- Page text:
-- BEGIN --
Model Card for SmolLM3-Custom-SFT (PEFT Adapter)
This repository contains adapter weights fine-tuned from the base model HuggingFaceTB/SmolLM3-3B-Base. It has been trained using TRL and PEFT (Parameter-Efficient Fine-Tuning) on GSM8K Dataset. The chat template and tokenizer used are from the instruction-tuned version of SmolLM3. Only the adapter layers have been uploaded - not the full model.
Ref: Learn more about finetuning from hugging face's a smol course course.
Quick start
from peft import AutoPeftModelForCausalLM
from transformers import AutoTokenizer
base_model = "HuggingFaceTB/SmolLM3-3B-Base"
instruct_model = "HuggingFaceTB/SmolLM3-3B"
adapter_model = "psHf/SmolLM3-Custom-SFT"
-- END --
- Records provided:
-- BEGIN --
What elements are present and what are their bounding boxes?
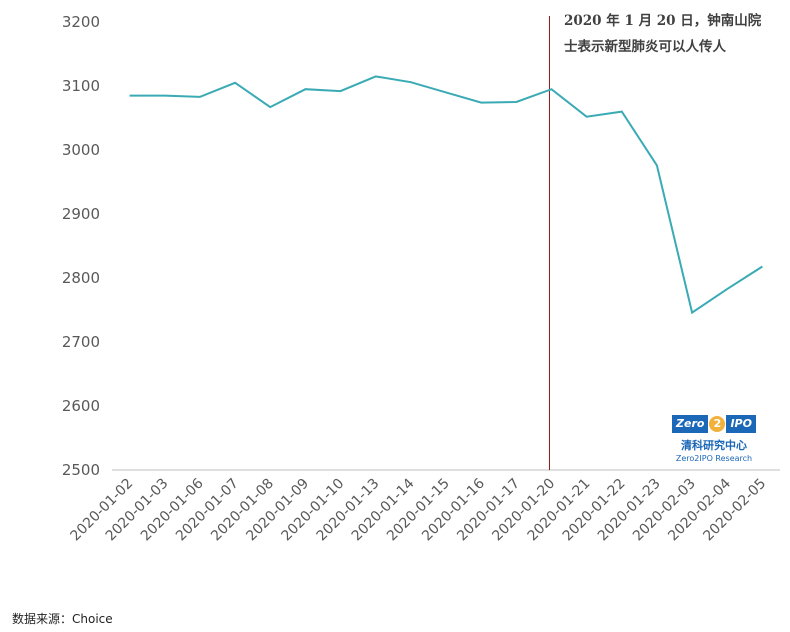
logo-brand-right: IPO	[726, 415, 756, 433]
y-tick-label: 2900	[62, 205, 100, 223]
x-axis-ticks: 2020-01-022020-01-032020-01-062020-01-07…	[68, 475, 770, 544]
y-tick-label: 2500	[62, 461, 100, 479]
logo-mark: Zero 2 IPO	[672, 414, 756, 434]
annotation-line-1: 2020 年 1 月 20 日，钟南山院	[564, 13, 762, 29]
series-line	[129, 75, 763, 315]
y-tick-label: 3100	[62, 77, 100, 95]
logo-cn-name: 清科研究中心	[681, 439, 747, 452]
event-annotation: 2020 年 1 月 20 日，钟南山院 士表示新型肺炎可以人传人	[564, 8, 784, 60]
y-tick-label: 3200	[62, 13, 100, 31]
y-tick-label: 2700	[62, 333, 100, 351]
y-axis-ticks: 3200 3100 3000 2900 2800 2700 2600 2500	[62, 13, 100, 479]
logo-en-name: Zero2IPO Research	[675, 454, 753, 463]
data-source-note: 数据来源：Choice	[12, 612, 113, 626]
logo-brand-mid: 2	[709, 416, 726, 432]
zero2ipo-logo: Zero 2 IPO 清科研究中心 Zero2IPO Research	[668, 412, 760, 463]
y-tick-label: 2800	[62, 269, 100, 287]
y-tick-label: 3000	[62, 141, 100, 159]
logo-brand-left: Zero	[672, 415, 709, 433]
annotation-line-2: 士表示新型肺炎可以人传人	[564, 39, 726, 55]
y-tick-label: 2600	[62, 397, 100, 415]
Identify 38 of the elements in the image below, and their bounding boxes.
-- END --
- Tasks for this exercise:
- 1) Rewrite the model card paragraph that begins "This repository contains adapter weights" as a short bulleted list that keeps its main facts.
- 2) According to the model card, which dataset was used to train the adapter?
The records come from a different source than the model card.

- Answers for the exercise:
- 1)
- Adapter weights fine-tuned from the base model HuggingFaceTB/SmolLM3-3B-Base
- Trained with TRL and PEFT (Parameter-Efficient Fine-Tuning) on the GSM8K Dataset
- Chat template and tokenizer taken from the instruction-tuned version of SmolLM3
- Only the adapter layers are uploaded, not the full model

- 2) The GSM8K Dataset.